Directive:
The records underneath are to be repeated exactly, with the pictures left out.

Given data:

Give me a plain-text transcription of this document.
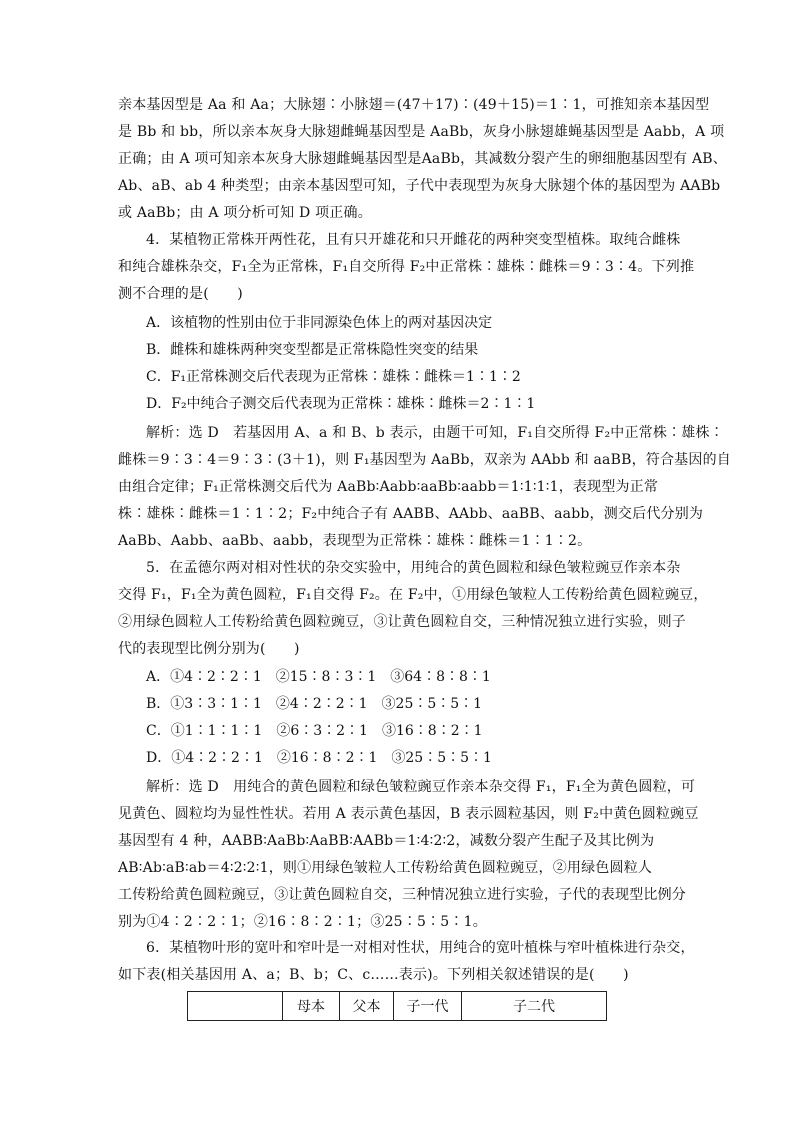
亲本基因型是 Aa 和 Aa；大脉翅∶小脉翅＝(47＋17)∶(49＋15)＝1∶1，可推知亲本基因型
是 Bb 和 bb，所以亲本灰身大脉翅雌蝇基因型是 AaBb，灰身小脉翅雄蝇基因型是 Aabb，A 项
正确；由 A 项可知亲本灰身大脉翅雌蝇基因型是AaBb，其减数分裂产生的卵细胞基因型有 AB、
Ab、aB、ab 4 种类型；由亲本基因型可知，子代中表现型为灰身大脉翅个体的基因型为 AABb
或 AaBb；由 A 项分析可知 D 项正确。
4．某植物正常株开两性花，且有只开雄花和只开雌花的两种突变型植株。取纯合雌株
和纯合雄株杂交，F₁全为正常株，F₁自交所得 F₂中正常株∶雄株∶雌株＝9∶3∶4。下列推
测不合理的是(　　)

A．该植物的性别由位于非同源染色体上的两对基因决定

B．雌株和雄株两种突变型都是正常株隐性突变的结果

C．F₁正常株测交后代表现为正常株∶雄株∶雌株＝1∶1∶2

D．F₂中纯合子测交后代表现为正常株∶雄株∶雌株＝2∶1∶1

解析：选 D　若基因用 A、a 和 B、b 表示，由题干可知，F₁自交所得 F₂中正常株∶雄株∶
雌株＝9∶3∶4＝9∶3∶(3＋1)，则 F₁基因型为 AaBb，双亲为 AAbb 和 aaBB，符合基因的自
由组合定律；F₁正常株测交后代为 AaBb∶Aabb∶aaBb∶aabb＝1∶1∶1∶1，表现型为正常
株∶雄株∶雌株＝1∶1∶2；F₂中纯合子有 AABB、AAbb、aaBB、aabb，测交后代分别为
AaBb、Aabb、aaBb、aabb，表现型为正常株∶雄株∶雌株＝1∶1∶2。
5．在孟德尔两对相对性状的杂交实验中，用纯合的黄色圆粒和绿色皱粒豌豆作亲本杂
交得 F₁，F₁全为黄色圆粒，F₁自交得 F₂。在 F₂中，①用绿色皱粒人工传粉给黄色圆粒豌豆，
②用绿色圆粒人工传粉给黄色圆粒豌豆，③让黄色圆粒自交，三种情况独立进行实验，则子
代的表现型比例分别为(　　)

A．①4∶2∶2∶1　②15∶8∶3∶1　③64∶8∶8∶1

B．①3∶3∶1∶1　②4∶2∶2∶1　③25∶5∶5∶1

C．①1∶1∶1∶1　②6∶3∶2∶1　③16∶8∶2∶1

D．①4∶2∶2∶1　②16∶8∶2∶1　③25∶5∶5∶1

解析：选 D　用纯合的黄色圆粒和绿色皱粒豌豆作亲本杂交得 F₁，F₁全为黄色圆粒，可
见黄色、圆粒均为显性性状。若用 A 表示黄色基因，B 表示圆粒基因，则 F₂中黄色圆粒豌豆
基因型有 4 种，AABB∶AaBb∶AaBB∶AABb＝1∶4∶2∶2，减数分裂产生配子及其比例为
AB∶Ab∶aB∶ab＝4∶2∶2∶1，则①用绿色皱粒人工传粉给黄色圆粒豌豆，②用绿色圆粒人
工传粉给黄色圆粒豌豆，③让黄色圆粒自交，三种情况独立进行实验，子代的表现型比例分
别为①4∶2∶2∶1；②16∶8∶2∶1；③25∶5∶5∶1。
6．某植物叶形的宽叶和窄叶是一对相对性状，用纯合的宽叶植株与窄叶植株进行杂交，
如下表(相关基因用 A、a；B、b；C、c……表示)。下列相关叙述错误的是(　　)
	母本	父本	子一代	子二代
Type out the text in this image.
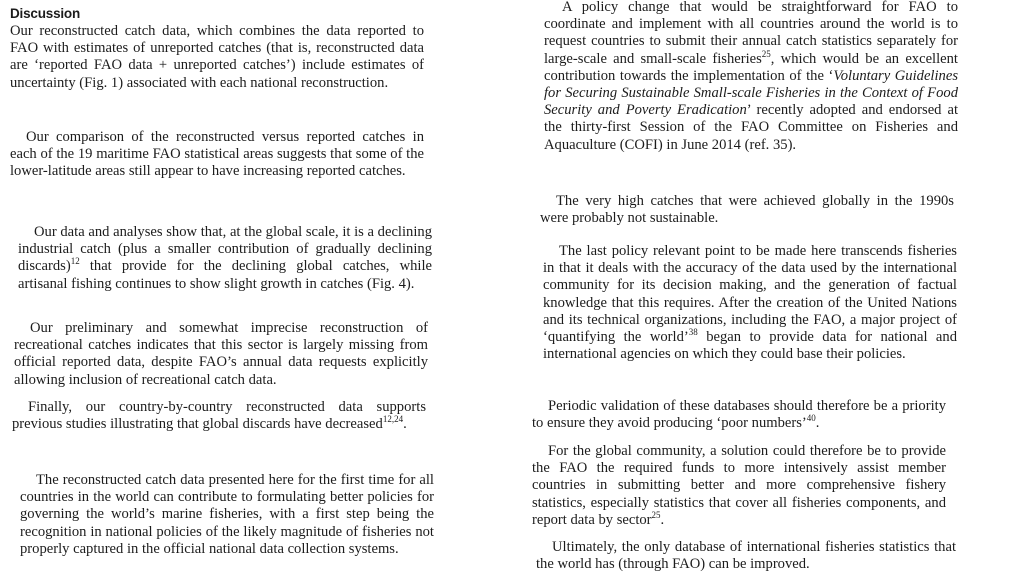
Discussion

Our reconstructed catch data, which combines the data reported to FAO with estimates of unreported catches (that is, reconstructed data are ‘reported FAO data + unreported catches’) include estimates of uncertainty (Fig. 1) associated with each national reconstruction.

Our comparison of the reconstructed versus reported catches in each of the 19 maritime FAO statistical areas suggests that some of the lower-latitude areas still appear to have increasing reported catches.

Our data and analyses show that, at the global scale, it is a declining industrial catch (plus a smaller contribution of gradually declining discards)$^{12}$ that provide for the declining global catches, while artisanal fishing continues to show slight growth in catches (Fig. 4).

Our preliminary and somewhat imprecise reconstruction of recreational catches indicates that this sector is largely missing from official reported data, despite FAO’s annual data requests explicitly allowing inclusion of recreational catch data.

Finally, our country-by-country reconstructed data supports previous studies illustrating that global discards have decreased$^{12,24}$.

The reconstructed catch data presented here for the first time for all countries in the world can contribute to formulating better policies for governing the world’s marine fisheries, with a first step being the recognition in national policies of the likely magnitude of fisheries not properly captured in the official national data collection systems.

A policy change that would be straightforward for FAO to coordinate and implement with all countries around the world is to request countries to submit their annual catch statistics separately for large-scale and small-scale fisheries$^{25}$, which would be an excellent contribution towards the implementation of the ‘Voluntary Guidelines for Securing Sustainable Small-scale Fisheries in the Context of Food Security and Poverty Eradication’ recently adopted and endorsed at the thirty-first Session of the FAO Committee on Fisheries and Aquaculture (COFI) in June 2014 (ref. 35).

The very high catches that were achieved globally in the 1990s were probably not sustainable.

The last policy relevant point to be made here transcends fisheries in that it deals with the accuracy of the data used by the international community for its decision making, and the generation of factual knowledge that this requires. After the creation of the United Nations and its technical organizations, including the FAO, a major project of ‘quantifying the world’$^{38}$ began to provide data for national and international agencies on which they could base their policies.

Periodic validation of these databases should therefore be a priority to ensure they avoid producing ‘poor numbers’$^{40}$.

For the global community, a solution could therefore be to provide the FAO the required funds to more intensively assist member countries in submitting better and more comprehensive fishery statistics, especially statistics that cover all fisheries components, and report data by sector$^{25}$.

Ultimately, the only database of international fisheries statistics that the world has (through FAO) can be improved.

Solution for this task:
Give me a plain-text transcription of this document.
亲本基因型是 Aa 和 Aa；大脉翅∶小脉翅＝(47＋17)∶(49＋15)＝1∶1，可推知亲本基因型
是 Bb 和 bb，所以亲本灰身大脉翅雌蝇基因型是 AaBb，灰身小脉翅雄蝇基因型是 Aabb，A 项
正确；由 A 项可知亲本灰身大脉翅雌蝇基因型是AaBb，其减数分裂产生的卵细胞基因型有 AB、
Ab、aB、ab 4 种类型；由亲本基因型可知，子代中表现型为灰身大脉翅个体的基因型为 AABb
或 AaBb；由 A 项分析可知 D 项正确。
4．某植物正常株开两性花，且有只开雄花和只开雌花的两种突变型植株。取纯合雌株
和纯合雄株杂交，F₁全为正常株，F₁自交所得 F₂中正常株∶雄株∶雌株＝9∶3∶4。下列推
测不合理的是(　　)

A．该植物的性别由位于非同源染色体上的两对基因决定

B．雌株和雄株两种突变型都是正常株隐性突变的结果

C．F₁正常株测交后代表现为正常株∶雄株∶雌株＝1∶1∶2

D．F₂中纯合子测交后代表现为正常株∶雄株∶雌株＝2∶1∶1

解析：选 D　若基因用 A、a 和 B、b 表示，由题干可知，F₁自交所得 F₂中正常株∶雄株∶
雌株＝9∶3∶4＝9∶3∶(3＋1)，则 F₁基因型为 AaBb，双亲为 AAbb 和 aaBB，符合基因的自
由组合定律；F₁正常株测交后代为 AaBb∶Aabb∶aaBb∶aabb＝1∶1∶1∶1，表现型为正常
株∶雄株∶雌株＝1∶1∶2；F₂中纯合子有 AABB、AAbb、aaBB、aabb，测交后代分别为
AaBb、Aabb、aaBb、aabb，表现型为正常株∶雄株∶雌株＝1∶1∶2。
5．在孟德尔两对相对性状的杂交实验中，用纯合的黄色圆粒和绿色皱粒豌豆作亲本杂
交得 F₁，F₁全为黄色圆粒，F₁自交得 F₂。在 F₂中，①用绿色皱粒人工传粉给黄色圆粒豌豆，
②用绿色圆粒人工传粉给黄色圆粒豌豆，③让黄色圆粒自交，三种情况独立进行实验，则子
代的表现型比例分别为(　　)

A．①4∶2∶2∶1　②15∶8∶3∶1　③64∶8∶8∶1

B．①3∶3∶1∶1　②4∶2∶2∶1　③25∶5∶5∶1

C．①1∶1∶1∶1　②6∶3∶2∶1　③16∶8∶2∶1

D．①4∶2∶2∶1　②16∶8∶2∶1　③25∶5∶5∶1

解析：选 D　用纯合的黄色圆粒和绿色皱粒豌豆作亲本杂交得 F₁，F₁全为黄色圆粒，可
见黄色、圆粒均为显性性状。若用 A 表示黄色基因，B 表示圆粒基因，则 F₂中黄色圆粒豌豆
基因型有 4 种，AABB∶AaBb∶AaBB∶AABb＝1∶4∶2∶2，减数分裂产生配子及其比例为
AB∶Ab∶aB∶ab＝4∶2∶2∶1，则①用绿色皱粒人工传粉给黄色圆粒豌豆，②用绿色圆粒人
工传粉给黄色圆粒豌豆，③让黄色圆粒自交，三种情况独立进行实验，子代的表现型比例分
别为①4∶2∶2∶1；②16∶8∶2∶1；③25∶5∶5∶1。
6．某植物叶形的宽叶和窄叶是一对相对性状，用纯合的宽叶植株与窄叶植株进行杂交，
如下表(相关基因用 A、a；B、b；C、c……表示)。下列相关叙述错误的是(　　)
	母本	父本	子一代	子二代
Type out the text in this image.
Discussion

Our reconstructed catch data, which combines the data reported to FAO with estimates of unreported catches (that is, reconstructed data are ‘reported FAO data + unreported catches’) include estimates of uncertainty (Fig. 1) associated with each national reconstruction.

Our comparison of the reconstructed versus reported catches in each of the 19 maritime FAO statistical areas suggests that some of the lower-latitude areas still appear to have increasing reported catches.

Our data and analyses show that, at the global scale, it is a declining industrial catch (plus a smaller contribution of gradually declining discards)$^{12}$ that provide for the declining global catches, while artisanal fishing continues to show slight growth in catches (Fig. 4).

Our preliminary and somewhat imprecise reconstruction of recreational catches indicates that this sector is largely missing from official reported data, despite FAO’s annual data requests explicitly allowing inclusion of recreational catch data.

Finally, our country-by-country reconstructed data supports previous studies illustrating that global discards have decreased$^{12,24}$.

The reconstructed catch data presented here for the first time for all countries in the world can contribute to formulating better policies for governing the world’s marine fisheries, with a first step being the recognition in national policies of the likely magnitude of fisheries not properly captured in the official national data collection systems.

A policy change that would be straightforward for FAO to coordinate and implement with all countries around the world is to request countries to submit their annual catch statistics separately for large-scale and small-scale fisheries$^{25}$, which would be an excellent contribution towards the implementation of the ‘Voluntary Guidelines for Securing Sustainable Small-scale Fisheries in the Context of Food Security and Poverty Eradication’ recently adopted and endorsed at the thirty-first Session of the FAO Committee on Fisheries and Aquaculture (COFI) in June 2014 (ref. 35).

The very high catches that were achieved globally in the 1990s were probably not sustainable.

The last policy relevant point to be made here transcends fisheries in that it deals with the accuracy of the data used by the international community for its decision making, and the generation of factual knowledge that this requires. After the creation of the United Nations and its technical organizations, including the FAO, a major project of ‘quantifying the world’$^{38}$ began to provide data for national and international agencies on which they could base their policies.

Periodic validation of these databases should therefore be a priority to ensure they avoid producing ‘poor numbers’$^{40}$.

For the global community, a solution could therefore be to provide the FAO the required funds to more intensively assist member countries in submitting better and more comprehensive fishery statistics, especially statistics that cover all fisheries components, and report data by sector$^{25}$.

Ultimately, the only database of international fisheries statistics that the world has (through FAO) can be improved.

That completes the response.